[Exercise instructions] The expected output is the data below, restated word for word.
:: Raw data
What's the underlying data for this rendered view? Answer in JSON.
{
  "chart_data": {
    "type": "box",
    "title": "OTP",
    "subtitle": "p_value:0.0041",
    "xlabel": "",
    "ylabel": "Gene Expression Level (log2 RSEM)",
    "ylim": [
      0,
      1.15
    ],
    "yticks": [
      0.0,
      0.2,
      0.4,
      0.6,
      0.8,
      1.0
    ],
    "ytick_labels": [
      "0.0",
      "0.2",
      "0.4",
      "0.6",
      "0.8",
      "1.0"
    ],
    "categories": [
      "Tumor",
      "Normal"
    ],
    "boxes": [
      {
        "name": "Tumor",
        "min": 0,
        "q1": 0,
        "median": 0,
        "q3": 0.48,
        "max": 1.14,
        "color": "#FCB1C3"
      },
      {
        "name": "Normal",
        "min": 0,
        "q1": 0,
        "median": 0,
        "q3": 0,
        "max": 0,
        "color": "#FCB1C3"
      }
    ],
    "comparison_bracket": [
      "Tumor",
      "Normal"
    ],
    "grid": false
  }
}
::::
[Answer space]
What's the underlying data for this rendered view? Answer in JSON.
{
  "chart_data": {
    "type": "box",
    "title": "OTP",
    "subtitle": "p_value:0.0041",
    "xlabel": "",
    "ylabel": "Gene Expression Level (log2 RSEM)",
    "ylim": [
      0,
      1.15
    ],
    "yticks": [
      0.0,
      0.2,
      0.4,
      0.6,
      0.8,
      1.0
    ],
    "ytick_labels": [
      "0.0",
      "0.2",
      "0.4",
      "0.6",
      "0.8",
      "1.0"
    ],
    "categories": [
      "Tumor",
      "Normal"
    ],
    "boxes": [
      {
        "name": "Tumor",
        "min": 0,
        "q1": 0,
        "median": 0,
        "q3": 0.48,
        "max": 1.14,
        "color": "#FCB1C3"
      },
      {
        "name": "Normal",
        "min": 0,
        "q1": 0,
        "median": 0,
        "q3": 0,
        "max": 0,
        "color": "#FCB1C3"
      }
    ],
    "comparison_bracket": [
      "Tumor",
      "Normal"
    ],
    "grid": false
  }
}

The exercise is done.